▶ Task objective: From the listing below, extract every line containing "which".
======== Given records ========
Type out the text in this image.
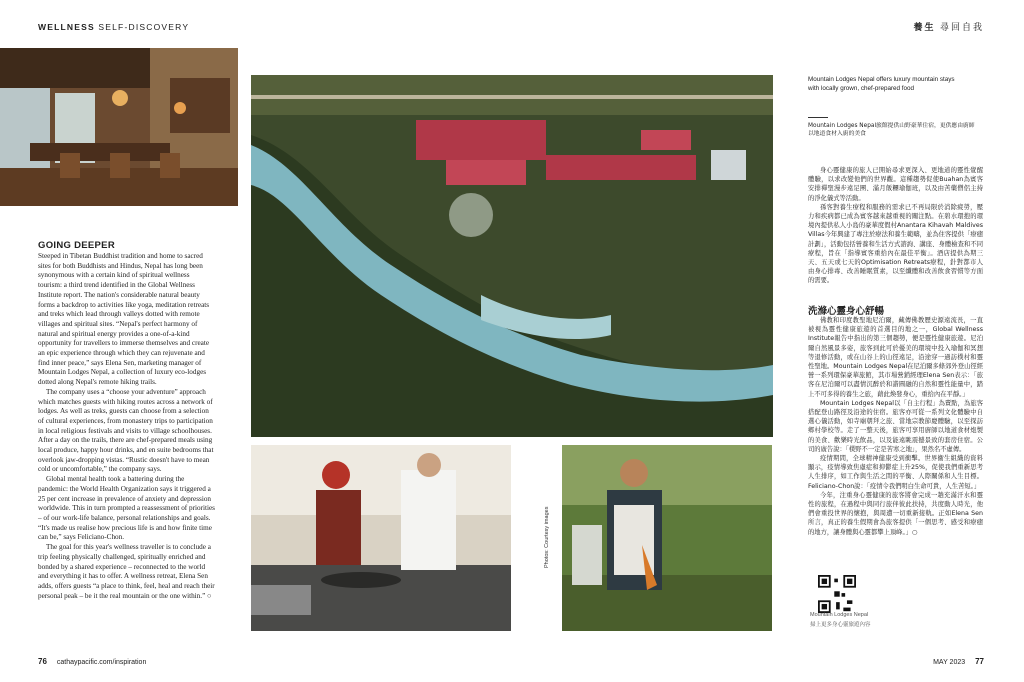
WELLNESS SELF-DISCOVERY	養生 尋回自我
Photos: Courtesy images
GOING DEEPER

Steeped in Tibetan Buddhist tradition and home to sacred sites for both Buddhists and Hindus, Nepal has long been synonymous with a certain kind of spiritual wellness tourism: a third trend identified in the Global Wellness Institute report. The nation's considerable natural beauty forms a backdrop to activities like yoga, meditation retreats and treks which lead through valleys dotted with remote villages and spiritual sites. “Nepal's perfect harmony of natural and spiritual energy provides a one-of-a-kind opportunity for travellers to immerse themselves and create an epic experience through which they can rejuvenate and find inner peace,” says Elena Sen, marketing manager of Mountain Lodges Nepal, a collection of luxury eco-lodges dotted along Nepal's remote hiking trails.

The company uses a “choose your adventure” approach which matches guests with hiking routes across a network of lodges. As well as treks, guests can choose from a selection of cultural experiences, from monastery trips to participation in local religious festivals and visits to village schoolhouses. After a day on the trails, there are chef-prepared meals using local produce, happy hour drinks, and en suite bedrooms that overlook jaw-dropping vistas. “Rustic doesn't have to mean cold or uncomfortable,” the company says.

Global mental health took a battering during the pandemic: the World Health Organization says it triggered a 25 per cent increase in prevalence of anxiety and depression worldwide. This in turn prompted a reassessment of priorities – of our work-life balance, personal relationships and goals. “It's made us realise how precious life is and how finite time can be,” says Feliciano-Chon.

The goal for this year's wellness traveller is to conclude a trip feeling physically challenged, spiritually enriched and bonded by a shared experience – reconnected to the world and everything it has to offer. A wellness retreat, Elena Sen adds, offers guests “a place to think, feel, heal and reach their personal peak – be it the real mountain or the one within.” ○

Mountain Lodges Nepal offers luxury mountain stays with locally grown, chef-prepared food
Mountain Lodges Nepal旅館提供山野豪華住宿，更供應由廚師以地道食材入廚的美食

身心靈健康的旅人已開始尋求更深入、更地道的靈性覺醒體驗，以求改變他們的世界觀。這種趨勢促使Buahan為賓客安排禪聖漫步遠足團、滿月飯糰瑜伽班，以及由苦藥僧侶主持的淨化儀式等活動。

孫客對養生療程和服務的需求已不再局限於消除疲勞，壓力和疾病都已成為賓客越來越重視的關注點。在碧水環抱的環境內提供私人小島的豪華度假村Anantara Kihavah Maldives Villas今年興建了專注於療法和養生範疇，並為住客提供「療癒計劃」，活動包括營養和生活方式諮詢、講座、身體檢查和不同療程，旨在「指導賓客重拾內在最佳平衡」。酒店提供為期三天、五天或七天的Optimisation Retreats療程，針對都市人由身心排毒、改善睡眠質素，以至纖體和改善飲食習慣等方面的需要。

洗滌心靈身心舒暢

佛教和印度教聖地尼泊爾，藏傳佛教歷史源遠流長，一直被視為靈性健康旅遊的首選目的地之一，Global Wellness Institute報告中指出的第三個趨勢，便是靈性健康旅遊。尼泊爾自然風景多姿，旅客到此可於優美的環境中投入瑜伽和冥想等退修活動，或在山谷上的山徑遠足，沿途穿一過訪樸村和靈性聖地。Mountain Lodges Nepal在尼泊爾多條郊外登山徑經營一系列環保豪華旅館，其市場營銷經理Elena Sen表示：「旅客在尼泊爾可以盡情沉醉於和諧圓融的自然和靈性能量中，踏上不可多得的養生之旅，藉此煥發身心，重拾內在平靜。」

Mountain Lodges Nepal以「自主行程」為賣點，為旅客搭配登山路徑及沿途的住宿。旅客亦可從一系列文化體驗中自選心儀活動，如寺廟朝拜之旅、當地宗教節慶體驗，以至探訪鄉村學校等。走了一整天後，旅客可享用廚師以地道食材炮製的美食、歡樂時光飲品，以及能遠眺震撼景致的套房住宿。公司的廣告說：「樸野不一定是苦寒之地」，果然名不虛傳。

疫情期間，全球精神健康受到衝擊。世界衞生組織的資料顯示，疫情導致焦慮症和抑鬱症上升25%，促使我們重新思考人生排序，如工作與生活之間的平衡、人際關係和人生目標。Feliciano-Chon說：「疫情令我們明白生命可貴，人生苦短。」

今年，注重身心靈健康的旅客將會完成一趟充滿汗水和靈性的旅程，在過程中與同行旅伴彼此扶持，共度動人時光，他們會重投世界的懷抱，與周遭一切重新接軌。正如Elena Sen所言，真正的養生假期會為旅客提供「一個思考、感受和療癒的地方，讓身體與心靈都攀上頂峰。」○

Mountain Lodges Nepal
掃上更多身心靈旅遊內容
76 cathaypacific.com/inspiration	MAY 2023 77
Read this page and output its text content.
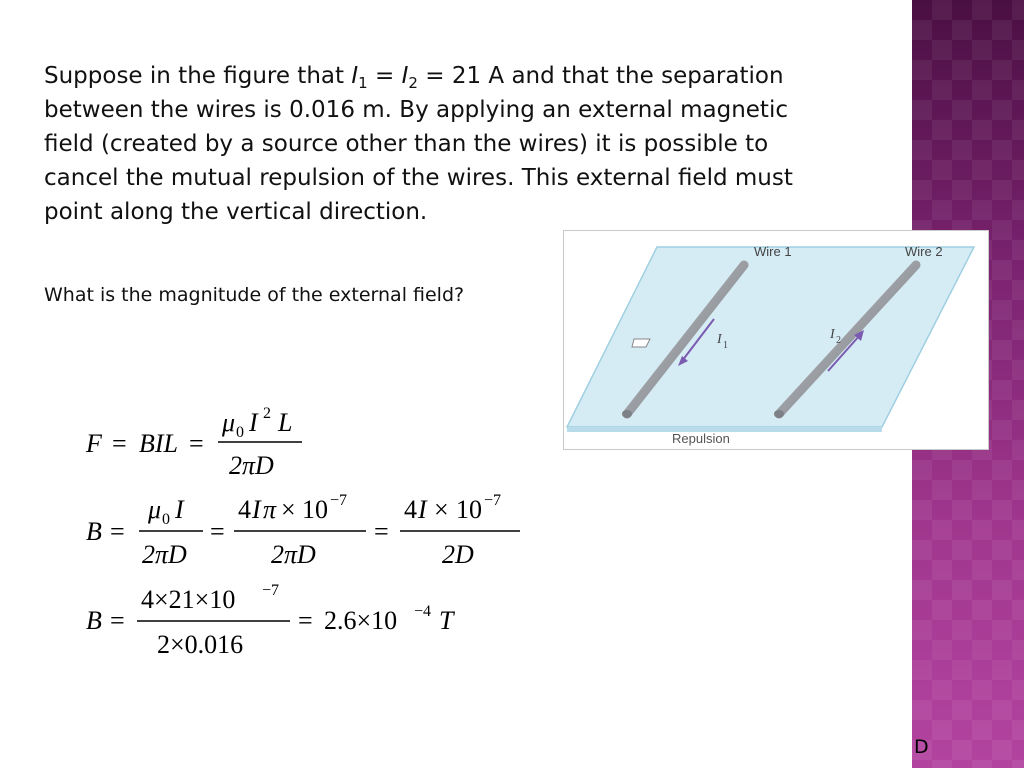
Suppose in the figure that $I_1 = I_2 = 21$ A and that the separation between the wires is 0.016 m. By applying an external magnetic field (created by a source other than the wires) it is possible to cancel the mutual repulsion of the wires. This external field must point along the vertical direction.

What is the magnitude of the external field?

Wire 1	Wire 2
I 1
I 2
Repulsion
F = BIL =
μ 0 I 2 L
2πD
B =
μ 0 I
2πD
=
4 I π × 10 −7
2πD
=
4 I × 10 −7
2D
B =
4×21×10 −7
2×0.016
= 2.6×10 −4 T
D
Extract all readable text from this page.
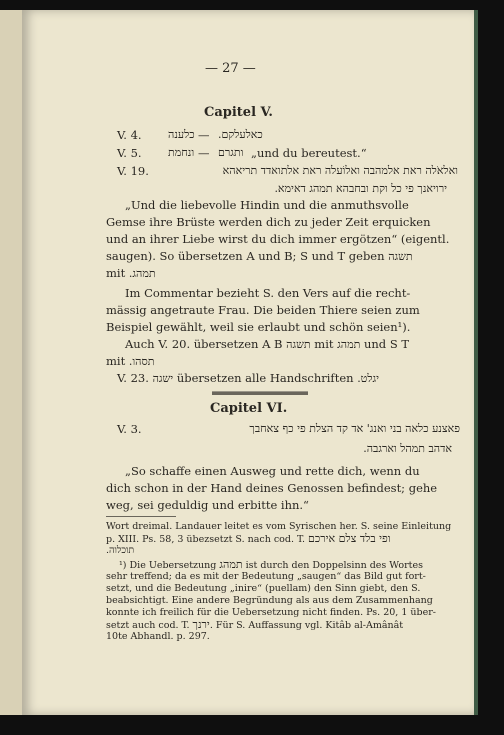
— 27 —
Capitel V.
V. 4. כלענה — כאלעלקם.
V. 5. ונחמת — ותגרם „und du bereutest.“
V. 19.	ואלאֹלה ראת אלמהבה ואלוֹעלה ראת אלתואדד תריאהא
ירויאנך פי כל וקת ובחבהא תמהג דאימא.
„Und die liebevolle Hindin und die anmuthsvolle
Gemse ihre Brüste werden dich zu jeder Zeit erquicken
und an ihrer Liebe wirst du dich immer ergötzen“ (eigentl.
saugen). So übersetzen A und B; S und T geben תשגה
mit תמהג.
Im Commentar bezieht S. den Vers auf die recht-
mässig angetraute Frau. Die beiden Thiere seien zum
Beispiel gewählt, weil sie erlaubt und schön seien¹).
Auch V. 20. übersetzen A B תשגה mit תמהג und S T
mit תסהו.
V. 23. ישגה übersetzen alle Handschriften יגלט.
Capitel VI.
V. 3.	פאצנע כלאה בני ואנג' אד קד הצלת פי כף צאחבך
אדהב תמהל וארגבה.
„So schaffe einen Ausweg und rette dich, wenn du
dich schon in der Hand deines Genossen befindest; gehe
weg, sei geduldig und erbitte ihn.“
Wort dreimal. Landauer leitet es vom Syrischen her. S. seine Einleitung
p. XIII. Ps. 58, 3 übezsetzt S. nach cod. T. ופי בלד צלם אירכם
תוכלוה.
¹) Die Uebersetzung תמהג ist durch den Doppelsinn des Wortes
sehr treffend; da es mit der Bedeutung „saugen“ das Bild gut fort-
setzt, und die Bedeutung „inire“ (puellam) den Sinn giebt, den S.
beabsichtigt. Eine andere Begründung als aus dem Zusammenhang
konnte ich freilich für die Uebersetzung nicht finden. Ps. 20, 1 über-
setzt auch cod. T. ירנך. Für S. Auffassung vgl. Kitâb al-Amânât
10te Abhandl. p. 297.
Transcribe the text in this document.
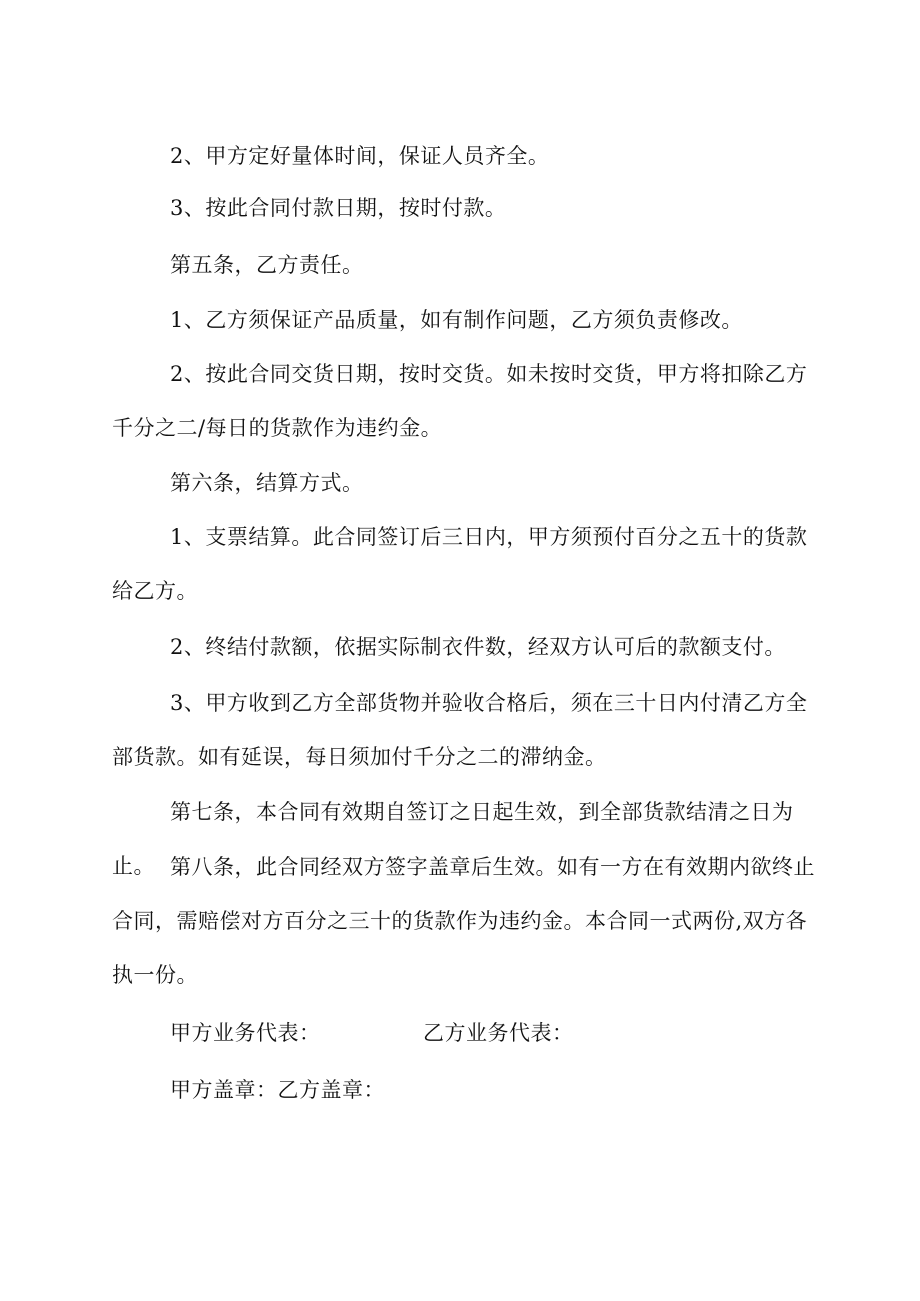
2、甲方定好量体时间，保证人员齐全。

3、按此合同付款日期，按时付款。

第五条，乙方责任。

1、乙方须保证产品质量，如有制作问题，乙方须负责修改。

2、按此合同交货日期，按时交货。如未按时交货，甲方将扣除乙方千分之二/每日的货款作为违约金。

第六条，结算方式。

1、支票结算。此合同签订后三日内，甲方须预付百分之五十的货款给乙方。

2、终结付款额，依据实际制衣件数，经双方认可后的款额支付。

3、甲方收到乙方全部货物并验收合格后，须在三十日内付清乙方全部货款。如有延误，每日须加付千分之二的滞纳金。

第七条，本合同有效期自签订之日起生效，到全部货款结清之日为止。 第八条，此合同经双方签字盖章后生效。如有一方在有效期内欲终止合同，需赔偿对方百分之三十的货款作为违约金。本合同一式两份,双方各执一份。

甲方业务代表：	乙方业务代表：
甲方盖章：乙方盖章：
========
▶ Correct result:
Steeped in Tibetan Buddhist tradition and home to sacred sites for both Buddhists and Hindus, Nepal has long been synonymous with a certain kind of spiritual wellness tourism: a third trend identified in the Global Wellness Institute report. The nation's considerable natural beauty forms a backdrop to activities like yoga, meditation retreats and treks which lead through valleys dotted with remote villages and spiritual sites. “Nepal's perfect harmony of natural and spiritual energy provides a one-of-a-kind opportunity for travellers to immerse themselves and create an epic experience through which they can rejuvenate and find inner peace,” says Elena Sen, marketing manager of Mountain Lodges Nepal, a collection of luxury eco-lodges dotted along Nepal's remote hiking trails.
The company uses a “choose your adventure” approach which matches guests with hiking routes across a network of lodges. As well as treks, guests can choose from a selection of cultural experiences, from monastery trips to participation in local religious festivals and visits to village schoolhouses. After a day on the trails, there are chef-prepared meals using local produce, happy hour drinks, and en suite bedrooms that overlook jaw-dropping vistas. “Rustic doesn't have to mean cold or uncomfortable,” the company says.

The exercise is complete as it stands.